# Task brief
Retype the records below word for word and omit any image.

######

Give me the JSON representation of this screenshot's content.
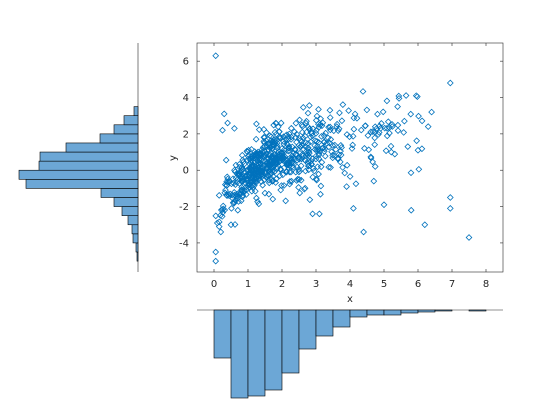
{
  "chart_data": [
    {
      "type": "scatter",
      "xlabel": "x",
      "ylabel": "y",
      "xlim": [
        -0.5,
        8.5
      ],
      "ylim": [
        -5.6,
        7.0
      ],
      "xticks": [
        0,
        1,
        2,
        3,
        4,
        5,
        6,
        7,
        8
      ],
      "yticks": [
        -4,
        -2,
        0,
        2,
        4,
        6
      ],
      "marker": "diamond-open",
      "color": "#0072BD",
      "grid": false,
      "points_explicit": [
        [
          0.05,
          6.3
        ],
        [
          0.05,
          -4.5
        ],
        [
          0.05,
          -5.0
        ],
        [
          6.95,
          4.8
        ],
        [
          7.5,
          -3.7
        ],
        [
          6.95,
          -1.5
        ],
        [
          6.95,
          -2.1
        ],
        [
          6.2,
          -3.0
        ],
        [
          5.8,
          -2.2
        ],
        [
          5.0,
          -1.9
        ],
        [
          4.4,
          -3.4
        ],
        [
          4.1,
          -2.1
        ],
        [
          3.9,
          -0.9
        ],
        [
          4.7,
          -0.6
        ],
        [
          6.0,
          1.1
        ],
        [
          6.4,
          3.2
        ],
        [
          5.6,
          2.7
        ],
        [
          5.4,
          3.5
        ],
        [
          4.9,
          2.3
        ],
        [
          5.7,
          1.3
        ],
        [
          6.3,
          2.4
        ],
        [
          3.1,
          -2.4
        ],
        [
          2.9,
          -2.4
        ],
        [
          0.2,
          -3.4
        ],
        [
          0.5,
          -3.0
        ],
        [
          0.7,
          -2.2
        ],
        [
          0.3,
          3.1
        ],
        [
          0.4,
          2.6
        ],
        [
          0.25,
          2.2
        ],
        [
          0.6,
          2.3
        ]
      ],
      "bulk_cloud": {
        "description": "dense cloud rising from (0.1,-3) to (5,2)",
        "count": 700
      }
    },
    {
      "type": "bar",
      "role": "x-marginal-histogram",
      "orientation": "downward",
      "bin_edges": [
        0.0,
        0.5,
        1.0,
        1.5,
        2.0,
        2.5,
        3.0,
        3.5,
        4.0,
        4.5,
        5.0,
        5.5,
        6.0,
        6.5,
        7.0,
        7.5,
        8.0
      ],
      "values": [
        48,
        88,
        86,
        80,
        63,
        39,
        26,
        17,
        7,
        5,
        5,
        3,
        2,
        1,
        0,
        1
      ],
      "color": "#6CA7D6",
      "edgecolor": "#000000"
    },
    {
      "type": "bar",
      "role": "y-marginal-histogram",
      "orientation": "leftward",
      "bin_edges": [
        -5.0,
        -4.5,
        -4.0,
        -3.5,
        -3.0,
        -2.5,
        -2.0,
        -1.5,
        -1.0,
        -0.5,
        0.0,
        0.5,
        1.0,
        1.5,
        2.0,
        2.5,
        3.0,
        3.5
      ],
      "values": [
        1,
        2,
        5,
        6,
        10,
        16,
        24,
        37,
        112,
        119,
        99,
        98,
        72,
        38,
        24,
        14,
        4
      ],
      "color": "#6CA7D6",
      "edgecolor": "#000000"
    }
  ]
}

######

# Task answer
Give me the JSON representation of this screenshot's content.
{
  "chart_data": [
    {
      "type": "scatter",
      "xlabel": "x",
      "ylabel": "y",
      "xlim": [
        -0.5,
        8.5
      ],
      "ylim": [
        -5.6,
        7.0
      ],
      "xticks": [
        0,
        1,
        2,
        3,
        4,
        5,
        6,
        7,
        8
      ],
      "yticks": [
        -4,
        -2,
        0,
        2,
        4,
        6
      ],
      "marker": "diamond-open",
      "color": "#0072BD",
      "grid": false,
      "points_explicit": [
        [
          0.05,
          6.3
        ],
        [
          0.05,
          -4.5
        ],
        [
          0.05,
          -5.0
        ],
        [
          6.95,
          4.8
        ],
        [
          7.5,
          -3.7
        ],
        [
          6.95,
          -1.5
        ],
        [
          6.95,
          -2.1
        ],
        [
          6.2,
          -3.0
        ],
        [
          5.8,
          -2.2
        ],
        [
          5.0,
          -1.9
        ],
        [
          4.4,
          -3.4
        ],
        [
          4.1,
          -2.1
        ],
        [
          3.9,
          -0.9
        ],
        [
          4.7,
          -0.6
        ],
        [
          6.0,
          1.1
        ],
        [
          6.4,
          3.2
        ],
        [
          5.6,
          2.7
        ],
        [
          5.4,
          3.5
        ],
        [
          4.9,
          2.3
        ],
        [
          5.7,
          1.3
        ],
        [
          6.3,
          2.4
        ],
        [
          3.1,
          -2.4
        ],
        [
          2.9,
          -2.4
        ],
        [
          0.2,
          -3.4
        ],
        [
          0.5,
          -3.0
        ],
        [
          0.7,
          -2.2
        ],
        [
          0.3,
          3.1
        ],
        [
          0.4,
          2.6
        ],
        [
          0.25,
          2.2
        ],
        [
          0.6,
          2.3
        ]
      ],
      "bulk_cloud": {
        "description": "dense cloud rising from (0.1,-3) to (5,2)",
        "count": 700
      }
    },
    {
      "type": "bar",
      "role": "x-marginal-histogram",
      "orientation": "downward",
      "bin_edges": [
        0.0,
        0.5,
        1.0,
        1.5,
        2.0,
        2.5,
        3.0,
        3.5,
        4.0,
        4.5,
        5.0,
        5.5,
        6.0,
        6.5,
        7.0,
        7.5,
        8.0
      ],
      "values": [
        48,
        88,
        86,
        80,
        63,
        39,
        26,
        17,
        7,
        5,
        5,
        3,
        2,
        1,
        0,
        1
      ],
      "color": "#6CA7D6",
      "edgecolor": "#000000"
    },
    {
      "type": "bar",
      "role": "y-marginal-histogram",
      "orientation": "leftward",
      "bin_edges": [
        -5.0,
        -4.5,
        -4.0,
        -3.5,
        -3.0,
        -2.5,
        -2.0,
        -1.5,
        -1.0,
        -0.5,
        0.0,
        0.5,
        1.0,
        1.5,
        2.0,
        2.5,
        3.0,
        3.5
      ],
      "values": [
        1,
        2,
        5,
        6,
        10,
        16,
        24,
        37,
        112,
        119,
        99,
        98,
        72,
        38,
        24,
        14,
        4
      ],
      "color": "#6CA7D6",
      "edgecolor": "#000000"
    }
  ]
}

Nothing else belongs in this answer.